--- BEGIN ---

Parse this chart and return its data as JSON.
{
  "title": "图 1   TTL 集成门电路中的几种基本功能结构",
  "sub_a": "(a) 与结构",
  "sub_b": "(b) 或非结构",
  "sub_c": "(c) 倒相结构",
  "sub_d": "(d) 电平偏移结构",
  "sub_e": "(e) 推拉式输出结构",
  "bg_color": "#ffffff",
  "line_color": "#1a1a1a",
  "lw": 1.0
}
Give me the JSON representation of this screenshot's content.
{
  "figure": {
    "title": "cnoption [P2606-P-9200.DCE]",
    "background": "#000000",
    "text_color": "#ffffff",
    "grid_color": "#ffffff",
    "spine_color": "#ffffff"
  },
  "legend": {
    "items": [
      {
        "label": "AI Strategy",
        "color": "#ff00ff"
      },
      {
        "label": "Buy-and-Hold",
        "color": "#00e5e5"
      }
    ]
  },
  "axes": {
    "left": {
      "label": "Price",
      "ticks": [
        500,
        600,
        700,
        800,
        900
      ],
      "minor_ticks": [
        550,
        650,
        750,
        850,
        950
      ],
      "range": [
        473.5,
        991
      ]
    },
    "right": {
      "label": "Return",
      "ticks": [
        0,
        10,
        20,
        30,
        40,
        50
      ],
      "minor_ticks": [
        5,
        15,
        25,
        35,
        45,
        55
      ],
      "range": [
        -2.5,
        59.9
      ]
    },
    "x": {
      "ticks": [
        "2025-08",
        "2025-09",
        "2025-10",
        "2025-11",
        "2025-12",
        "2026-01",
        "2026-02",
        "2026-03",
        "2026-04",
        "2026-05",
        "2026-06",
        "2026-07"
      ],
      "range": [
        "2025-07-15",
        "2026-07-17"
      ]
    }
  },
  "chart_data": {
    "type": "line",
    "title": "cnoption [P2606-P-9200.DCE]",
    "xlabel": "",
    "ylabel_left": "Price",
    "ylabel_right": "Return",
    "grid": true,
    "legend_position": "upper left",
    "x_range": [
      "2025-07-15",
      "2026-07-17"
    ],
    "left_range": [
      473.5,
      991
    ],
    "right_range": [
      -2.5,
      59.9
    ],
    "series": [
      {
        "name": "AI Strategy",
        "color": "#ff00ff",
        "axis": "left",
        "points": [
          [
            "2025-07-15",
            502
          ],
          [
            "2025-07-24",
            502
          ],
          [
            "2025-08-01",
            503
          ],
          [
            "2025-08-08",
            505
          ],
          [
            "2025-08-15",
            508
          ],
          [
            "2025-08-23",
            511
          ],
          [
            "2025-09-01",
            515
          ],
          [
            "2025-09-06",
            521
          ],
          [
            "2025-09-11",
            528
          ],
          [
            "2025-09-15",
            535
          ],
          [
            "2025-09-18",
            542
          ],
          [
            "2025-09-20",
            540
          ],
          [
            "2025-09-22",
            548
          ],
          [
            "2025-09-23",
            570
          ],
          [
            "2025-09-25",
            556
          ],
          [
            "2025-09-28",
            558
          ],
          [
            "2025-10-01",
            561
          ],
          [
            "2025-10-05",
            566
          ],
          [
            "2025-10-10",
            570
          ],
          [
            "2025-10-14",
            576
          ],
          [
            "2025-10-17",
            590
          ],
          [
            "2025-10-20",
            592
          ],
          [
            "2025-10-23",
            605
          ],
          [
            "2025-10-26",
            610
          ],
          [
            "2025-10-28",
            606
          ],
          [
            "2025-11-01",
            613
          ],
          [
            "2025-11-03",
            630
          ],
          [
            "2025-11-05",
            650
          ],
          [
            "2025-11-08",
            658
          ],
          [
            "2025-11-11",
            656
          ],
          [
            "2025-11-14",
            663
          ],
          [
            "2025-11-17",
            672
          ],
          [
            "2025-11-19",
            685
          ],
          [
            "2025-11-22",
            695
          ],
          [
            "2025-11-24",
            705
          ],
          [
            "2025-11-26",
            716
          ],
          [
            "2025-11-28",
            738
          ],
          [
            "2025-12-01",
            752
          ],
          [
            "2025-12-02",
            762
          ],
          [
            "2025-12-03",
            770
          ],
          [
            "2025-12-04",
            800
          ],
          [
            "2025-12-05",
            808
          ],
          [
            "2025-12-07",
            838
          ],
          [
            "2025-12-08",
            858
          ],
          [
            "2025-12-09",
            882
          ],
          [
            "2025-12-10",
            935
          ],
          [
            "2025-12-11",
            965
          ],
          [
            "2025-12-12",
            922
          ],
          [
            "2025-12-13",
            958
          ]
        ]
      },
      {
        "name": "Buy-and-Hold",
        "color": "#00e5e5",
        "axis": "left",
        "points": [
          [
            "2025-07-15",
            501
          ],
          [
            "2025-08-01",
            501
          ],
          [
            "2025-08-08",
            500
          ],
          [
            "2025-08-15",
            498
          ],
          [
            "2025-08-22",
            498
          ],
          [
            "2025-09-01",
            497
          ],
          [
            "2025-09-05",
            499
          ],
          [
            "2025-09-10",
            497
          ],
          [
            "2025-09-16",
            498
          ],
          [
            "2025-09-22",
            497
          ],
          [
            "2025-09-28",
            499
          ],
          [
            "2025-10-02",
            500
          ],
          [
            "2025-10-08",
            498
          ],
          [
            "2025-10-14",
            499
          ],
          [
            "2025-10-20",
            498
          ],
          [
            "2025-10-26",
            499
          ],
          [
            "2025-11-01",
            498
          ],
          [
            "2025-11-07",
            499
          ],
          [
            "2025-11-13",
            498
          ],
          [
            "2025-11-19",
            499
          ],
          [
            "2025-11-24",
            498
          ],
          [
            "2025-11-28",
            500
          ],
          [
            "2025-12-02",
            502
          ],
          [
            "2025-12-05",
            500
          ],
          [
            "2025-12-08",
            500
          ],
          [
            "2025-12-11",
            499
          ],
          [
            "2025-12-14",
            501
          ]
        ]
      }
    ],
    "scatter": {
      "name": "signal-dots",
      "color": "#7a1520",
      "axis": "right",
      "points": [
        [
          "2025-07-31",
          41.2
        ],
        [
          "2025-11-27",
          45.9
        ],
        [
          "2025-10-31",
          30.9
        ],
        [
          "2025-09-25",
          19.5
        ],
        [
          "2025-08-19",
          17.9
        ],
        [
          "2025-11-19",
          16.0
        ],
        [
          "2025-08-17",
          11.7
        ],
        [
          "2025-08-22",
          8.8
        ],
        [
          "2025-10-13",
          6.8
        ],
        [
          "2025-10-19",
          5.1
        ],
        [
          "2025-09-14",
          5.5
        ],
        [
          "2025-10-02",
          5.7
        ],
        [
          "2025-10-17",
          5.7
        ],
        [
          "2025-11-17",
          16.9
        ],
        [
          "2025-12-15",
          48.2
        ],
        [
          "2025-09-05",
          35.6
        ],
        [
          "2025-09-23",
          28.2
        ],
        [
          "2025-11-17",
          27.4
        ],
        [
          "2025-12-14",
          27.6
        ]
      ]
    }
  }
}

--- END ---

**WHAT IS BEING ASKED:**
Return the listing above word for word.

**SOLUTION FOR THIS TASK:**
Parse this chart and return its data as JSON.
{
  "title": "图 1   TTL 集成门电路中的几种基本功能结构",
  "sub_a": "(a) 与结构",
  "sub_b": "(b) 或非结构",
  "sub_c": "(c) 倒相结构",
  "sub_d": "(d) 电平偏移结构",
  "sub_e": "(e) 推拉式输出结构",
  "bg_color": "#ffffff",
  "line_color": "#1a1a1a",
  "lw": 1.0
}
Give me the JSON representation of this screenshot's content.
{
  "figure": {
    "title": "cnoption [P2606-P-9200.DCE]",
    "background": "#000000",
    "text_color": "#ffffff",
    "grid_color": "#ffffff",
    "spine_color": "#ffffff"
  },
  "legend": {
    "items": [
      {
        "label": "AI Strategy",
        "color": "#ff00ff"
      },
      {
        "label": "Buy-and-Hold",
        "color": "#00e5e5"
      }
    ]
  },
  "axes": {
    "left": {
      "label": "Price",
      "ticks": [
        500,
        600,
        700,
        800,
        900
      ],
      "minor_ticks": [
        550,
        650,
        750,
        850,
        950
      ],
      "range": [
        473.5,
        991
      ]
    },
    "right": {
      "label": "Return",
      "ticks": [
        0,
        10,
        20,
        30,
        40,
        50
      ],
      "minor_ticks": [
        5,
        15,
        25,
        35,
        45,
        55
      ],
      "range": [
        -2.5,
        59.9
      ]
    },
    "x": {
      "ticks": [
        "2025-08",
        "2025-09",
        "2025-10",
        "2025-11",
        "2025-12",
        "2026-01",
        "2026-02",
        "2026-03",
        "2026-04",
        "2026-05",
        "2026-06",
        "2026-07"
      ],
      "range": [
        "2025-07-15",
        "2026-07-17"
      ]
    }
  },
  "chart_data": {
    "type": "line",
    "title": "cnoption [P2606-P-9200.DCE]",
    "xlabel": "",
    "ylabel_left": "Price",
    "ylabel_right": "Return",
    "grid": true,
    "legend_position": "upper left",
    "x_range": [
      "2025-07-15",
      "2026-07-17"
    ],
    "left_range": [
      473.5,
      991
    ],
    "right_range": [
      -2.5,
      59.9
    ],
    "series": [
      {
        "name": "AI Strategy",
        "color": "#ff00ff",
        "axis": "left",
        "points": [
          [
            "2025-07-15",
            502
          ],
          [
            "2025-07-24",
            502
          ],
          [
            "2025-08-01",
            503
          ],
          [
            "2025-08-08",
            505
          ],
          [
            "2025-08-15",
            508
          ],
          [
            "2025-08-23",
            511
          ],
          [
            "2025-09-01",
            515
          ],
          [
            "2025-09-06",
            521
          ],
          [
            "2025-09-11",
            528
          ],
          [
            "2025-09-15",
            535
          ],
          [
            "2025-09-18",
            542
          ],
          [
            "2025-09-20",
            540
          ],
          [
            "2025-09-22",
            548
          ],
          [
            "2025-09-23",
            570
          ],
          [
            "2025-09-25",
            556
          ],
          [
            "2025-09-28",
            558
          ],
          [
            "2025-10-01",
            561
          ],
          [
            "2025-10-05",
            566
          ],
          [
            "2025-10-10",
            570
          ],
          [
            "2025-10-14",
            576
          ],
          [
            "2025-10-17",
            590
          ],
          [
            "2025-10-20",
            592
          ],
          [
            "2025-10-23",
            605
          ],
          [
            "2025-10-26",
            610
          ],
          [
            "2025-10-28",
            606
          ],
          [
            "2025-11-01",
            613
          ],
          [
            "2025-11-03",
            630
          ],
          [
            "2025-11-05",
            650
          ],
          [
            "2025-11-08",
            658
          ],
          [
            "2025-11-11",
            656
          ],
          [
            "2025-11-14",
            663
          ],
          [
            "2025-11-17",
            672
          ],
          [
            "2025-11-19",
            685
          ],
          [
            "2025-11-22",
            695
          ],
          [
            "2025-11-24",
            705
          ],
          [
            "2025-11-26",
            716
          ],
          [
            "2025-11-28",
            738
          ],
          [
            "2025-12-01",
            752
          ],
          [
            "2025-12-02",
            762
          ],
          [
            "2025-12-03",
            770
          ],
          [
            "2025-12-04",
            800
          ],
          [
            "2025-12-05",
            808
          ],
          [
            "2025-12-07",
            838
          ],
          [
            "2025-12-08",
            858
          ],
          [
            "2025-12-09",
            882
          ],
          [
            "2025-12-10",
            935
          ],
          [
            "2025-12-11",
            965
          ],
          [
            "2025-12-12",
            922
          ],
          [
            "2025-12-13",
            958
          ]
        ]
      },
      {
        "name": "Buy-and-Hold",
        "color": "#00e5e5",
        "axis": "left",
        "points": [
          [
            "2025-07-15",
            501
          ],
          [
            "2025-08-01",
            501
          ],
          [
            "2025-08-08",
            500
          ],
          [
            "2025-08-15",
            498
          ],
          [
            "2025-08-22",
            498
          ],
          [
            "2025-09-01",
            497
          ],
          [
            "2025-09-05",
            499
          ],
          [
            "2025-09-10",
            497
          ],
          [
            "2025-09-16",
            498
          ],
          [
            "2025-09-22",
            497
          ],
          [
            "2025-09-28",
            499
          ],
          [
            "2025-10-02",
            500
          ],
          [
            "2025-10-08",
            498
          ],
          [
            "2025-10-14",
            499
          ],
          [
            "2025-10-20",
            498
          ],
          [
            "2025-10-26",
            499
          ],
          [
            "2025-11-01",
            498
          ],
          [
            "2025-11-07",
            499
          ],
          [
            "2025-11-13",
            498
          ],
          [
            "2025-11-19",
            499
          ],
          [
            "2025-11-24",
            498
          ],
          [
            "2025-11-28",
            500
          ],
          [
            "2025-12-02",
            502
          ],
          [
            "2025-12-05",
            500
          ],
          [
            "2025-12-08",
            500
          ],
          [
            "2025-12-11",
            499
          ],
          [
            "2025-12-14",
            501
          ]
        ]
      }
    ],
    "scatter": {
      "name": "signal-dots",
      "color": "#7a1520",
      "axis": "right",
      "points": [
        [
          "2025-07-31",
          41.2
        ],
        [
          "2025-11-27",
          45.9
        ],
        [
          "2025-10-31",
          30.9
        ],
        [
          "2025-09-25",
          19.5
        ],
        [
          "2025-08-19",
          17.9
        ],
        [
          "2025-11-19",
          16.0
        ],
        [
          "2025-08-17",
          11.7
        ],
        [
          "2025-08-22",
          8.8
        ],
        [
          "2025-10-13",
          6.8
        ],
        [
          "2025-10-19",
          5.1
        ],
        [
          "2025-09-14",
          5.5
        ],
        [
          "2025-10-02",
          5.7
        ],
        [
          "2025-10-17",
          5.7
        ],
        [
          "2025-11-17",
          16.9
        ],
        [
          "2025-12-15",
          48.2
        ],
        [
          "2025-09-05",
          35.6
        ],
        [
          "2025-09-23",
          28.2
        ],
        [
          "2025-11-17",
          27.4
        ],
        [
          "2025-12-14",
          27.6
        ]
      ]
    }
  }
}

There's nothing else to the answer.